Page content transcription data
---*---
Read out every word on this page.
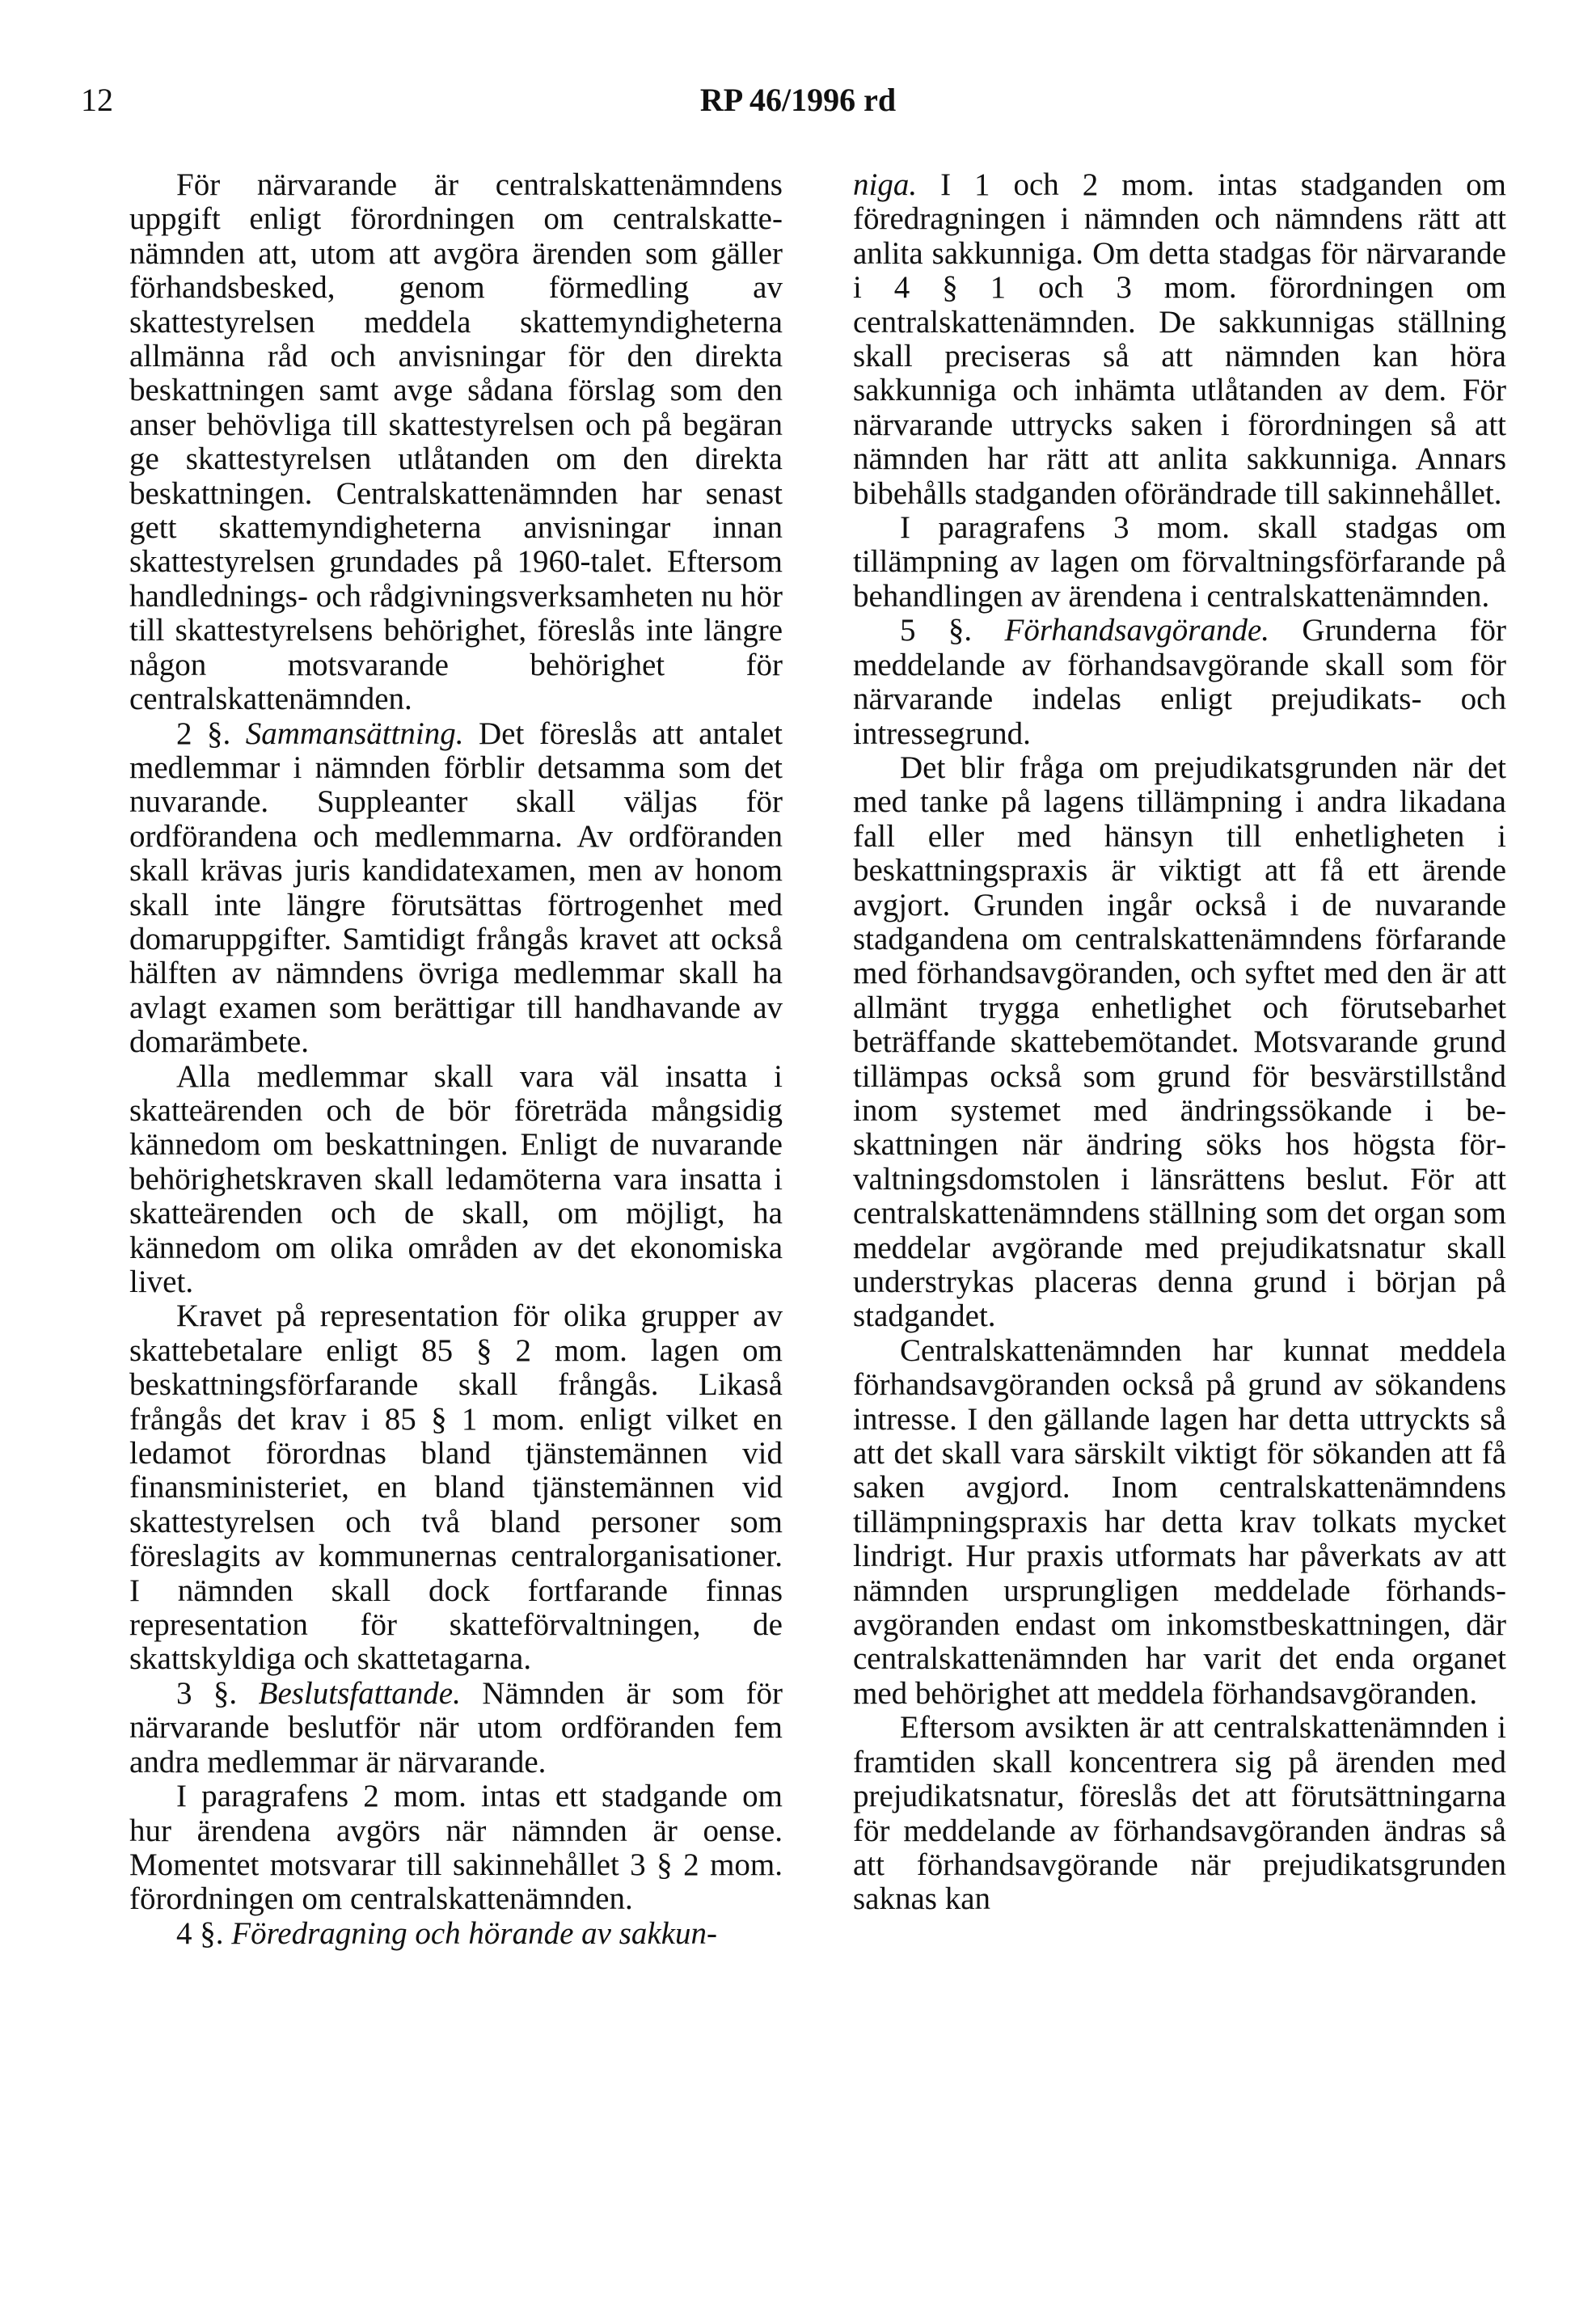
12	RP 46/1996 rd

För närvarande är centralskattenämndens uppgift enligt förordningen om centralskattenämnden att, utom att avgöra ärenden som gäller förhandsbesked, genom förmedling av skattestyrelsen meddela skattemyndigheterna allmänna råd och anvisningar för den direkta beskattningen samt avge sådana förslag som den anser behövliga till skattestyrelsen och på begäran ge skattestyrelsen utlåtanden om den direkta beskattningen. Centralskattenämnden har senast gett skattemyndigheterna anvisningar innan skattestyrelsen grundades på 1960-talet. Eftersom handlednings- och rådgivningsverksamheten nu hör till skattestyrelsens behörighet, föreslås inte längre någon motsvarande behörighet för centralskattenämnden.

2 §. Sammansättning. Det föreslås att antalet medlemmar i nämnden förblir detsamma som det nuvarande. Suppleanter skall väljas för ordförandena och medlemmarna. Av ordföranden skall krävas juris kandidatexamen, men av honom skall inte längre förutsättas förtrogenhet med domaruppgifter. Samtidigt frångås kravet att också hälften av nämndens övriga medlemmar skall ha avlagt examen som berättigar till handhavande av domarämbete.

Alla medlemmar skall vara väl insatta i skatteärenden och de bör företräda mångsidig kännedom om beskattningen. Enligt de nuvarande behörighetskraven skall ledamöterna vara insatta i skatteärenden och de skall, om möjligt, ha kännedom om olika områden av det ekonomiska livet.

Kravet på representation för olika grupper av skattebetalare enligt 85 § 2 mom. lagen om beskattningsförfarande skall frångås. Likaså frångås det krav i 85 § 1 mom. enligt vilket en ledamot förordnas bland tjänstemännen vid finansministeriet, en bland tjänstemännen vid skattestyrelsen och två bland personer som föreslagits av kommunernas centralorganisationer. I nämnden skall dock fortfarande finnas representation för skatteförvaltningen, de skattskyldiga och skattetagarna.

3 §. Beslutsfattande. Nämnden är som för närvarande beslutför när utom ordföranden fem andra medlemmar är närvarande.

I paragrafens 2 mom. intas ett stadgande om hur ärendena avgörs när nämnden är oense. Momentet motsvarar till sakinnehållet 3 § 2 mom. förordningen om centralskattenämnden.

4 §. Föredragning och hörande av sakkun-

niga. I 1 och 2 mom. intas stadganden om föredragningen i nämnden och nämndens rätt att anlita sakkunniga. Om detta stadgas för närvarande i 4 § 1 och 3 mom. förordningen om centralskattenämnden. De sakkunnigas ställning skall preciseras så att nämnden kan höra sakkunniga och inhämta utlåtanden av dem. För närvarande uttrycks saken i förordningen så att nämnden har rätt att anlita sakkunniga. Annars bibehålls stadganden oförändrade till sakinnehållet.

I paragrafens 3 mom. skall stadgas om tillämpning av lagen om förvaltningsförfarande på behandlingen av ärendena i centralskattenämnden.

5 §. Förhandsavgörande. Grunderna för meddelande av förhandsavgörande skall som för närvarande indelas enligt prejudikats- och intressegrund.

Det blir fråga om prejudikatsgrunden när det med tanke på lagens tillämpning i andra likadana fall eller med hänsyn till enhetligheten i beskattningspraxis är viktigt att få ett ärende avgjort. Grunden ingår också i de nuvarande stadgandena om centralskattenämndens förfarande med förhandsavgöranden, och syftet med den är att allmänt trygga enhetlighet och förutsebarhet beträffande skattebemötandet. Motsvarande grund tillämpas också som grund för besvärstillstånd inom systemet med ändringssökande i beskattningen när ändring söks hos högsta förvaltningsdomstolen i länsrättens beslut. För att centralskattenämndens ställning som det organ som meddelar avgörande med prejudikatsnatur skall understrykas placeras denna grund i början på stadgandet.

Centralskattenämnden har kunnat meddela förhandsavgöranden också på grund av sökandens intresse. I den gällande lagen har detta uttryckts så att det skall vara särskilt viktigt för sökanden att få saken avgjord. Inom centralskattenämndens tillämpningspraxis har detta krav tolkats mycket lindrigt. Hur praxis utformats har påverkats av att nämnden ursprungligen meddelade förhandsavgöranden endast om inkomstbeskattningen, där centralskattenämnden har varit det enda organet med behörighet att meddela förhandsavgöranden.

Eftersom avsikten är att centralskattenämnden i framtiden skall koncentrera sig på ärenden med prejudikatsnatur, föreslås det att förutsättningarna för meddelande av förhandsavgöranden ändras så att förhandsavgörande när prejudikatsgrunden saknas kan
---*---
PROBLEM DETAILS:
Skip the pictures and output all entries exactly.

ANSWER SECTION:
Read out every word on this page.
12	RP 46/1996 rd

För närvarande är centralskattenämndens uppgift enligt förordningen om centralskattenämnden att, utom att avgöra ärenden som gäller förhandsbesked, genom förmedling av skattestyrelsen meddela skattemyndigheterna allmänna råd och anvisningar för den direkta beskattningen samt avge sådana förslag som den anser behövliga till skattestyrelsen och på begäran ge skattestyrelsen utlåtanden om den direkta beskattningen. Centralskattenämnden har senast gett skattemyndigheterna anvisningar innan skattestyrelsen grundades på 1960-talet. Eftersom handlednings- och rådgivningsverksamheten nu hör till skattestyrelsens behörighet, föreslås inte längre någon motsvarande behörighet för centralskattenämnden.

2 §. Sammansättning. Det föreslås att antalet medlemmar i nämnden förblir detsamma som det nuvarande. Suppleanter skall väljas för ordförandena och medlemmarna. Av ordföranden skall krävas juris kandidatexamen, men av honom skall inte längre förutsättas förtrogenhet med domaruppgifter. Samtidigt frångås kravet att också hälften av nämndens övriga medlemmar skall ha avlagt examen som berättigar till handhavande av domarämbete.

Alla medlemmar skall vara väl insatta i skatteärenden och de bör företräda mångsidig kännedom om beskattningen. Enligt de nuvarande behörighetskraven skall ledamöterna vara insatta i skatteärenden och de skall, om möjligt, ha kännedom om olika områden av det ekonomiska livet.

Kravet på representation för olika grupper av skattebetalare enligt 85 § 2 mom. lagen om beskattningsförfarande skall frångås. Likaså frångås det krav i 85 § 1 mom. enligt vilket en ledamot förordnas bland tjänstemännen vid finansministeriet, en bland tjänstemännen vid skattestyrelsen och två bland personer som föreslagits av kommunernas centralorganisationer. I nämnden skall dock fortfarande finnas representation för skatteförvaltningen, de skattskyldiga och skattetagarna.

3 §. Beslutsfattande. Nämnden är som för närvarande beslutför när utom ordföranden fem andra medlemmar är närvarande.

I paragrafens 2 mom. intas ett stadgande om hur ärendena avgörs när nämnden är oense. Momentet motsvarar till sakinnehållet 3 § 2 mom. förordningen om centralskattenämnden.

4 §. Föredragning och hörande av sakkun-

niga. I 1 och 2 mom. intas stadganden om föredragningen i nämnden och nämndens rätt att anlita sakkunniga. Om detta stadgas för närvarande i 4 § 1 och 3 mom. förordningen om centralskattenämnden. De sakkunnigas ställning skall preciseras så att nämnden kan höra sakkunniga och inhämta utlåtanden av dem. För närvarande uttrycks saken i förordningen så att nämnden har rätt att anlita sakkunniga. Annars bibehålls stadganden oförändrade till sakinnehållet.

I paragrafens 3 mom. skall stadgas om tillämpning av lagen om förvaltningsförfarande på behandlingen av ärendena i centralskattenämnden.

5 §. Förhandsavgörande. Grunderna för meddelande av förhandsavgörande skall som för närvarande indelas enligt prejudikats- och intressegrund.

Det blir fråga om prejudikatsgrunden när det med tanke på lagens tillämpning i andra likadana fall eller med hänsyn till enhetligheten i beskattningspraxis är viktigt att få ett ärende avgjort. Grunden ingår också i de nuvarande stadgandena om centralskattenämndens förfarande med förhandsavgöranden, och syftet med den är att allmänt trygga enhetlighet och förutsebarhet beträffande skattebemötandet. Motsvarande grund tillämpas också som grund för besvärstillstånd inom systemet med ändringssökande i beskattningen när ändring söks hos högsta förvaltningsdomstolen i länsrättens beslut. För att centralskattenämndens ställning som det organ som meddelar avgörande med prejudikatsnatur skall understrykas placeras denna grund i början på stadgandet.

Centralskattenämnden har kunnat meddela förhandsavgöranden också på grund av sökandens intresse. I den gällande lagen har detta uttryckts så att det skall vara särskilt viktigt för sökanden att få saken avgjord. Inom centralskattenämndens tillämpningspraxis har detta krav tolkats mycket lindrigt. Hur praxis utformats har påverkats av att nämnden ursprungligen meddelade förhandsavgöranden endast om inkomstbeskattningen, där centralskattenämnden har varit det enda organet med behörighet att meddela förhandsavgöranden.

Eftersom avsikten är att centralskattenämnden i framtiden skall koncentrera sig på ärenden med prejudikatsnatur, föreslås det att förutsättningarna för meddelande av förhandsavgöranden ändras så att förhandsavgörande när prejudikatsgrunden saknas kan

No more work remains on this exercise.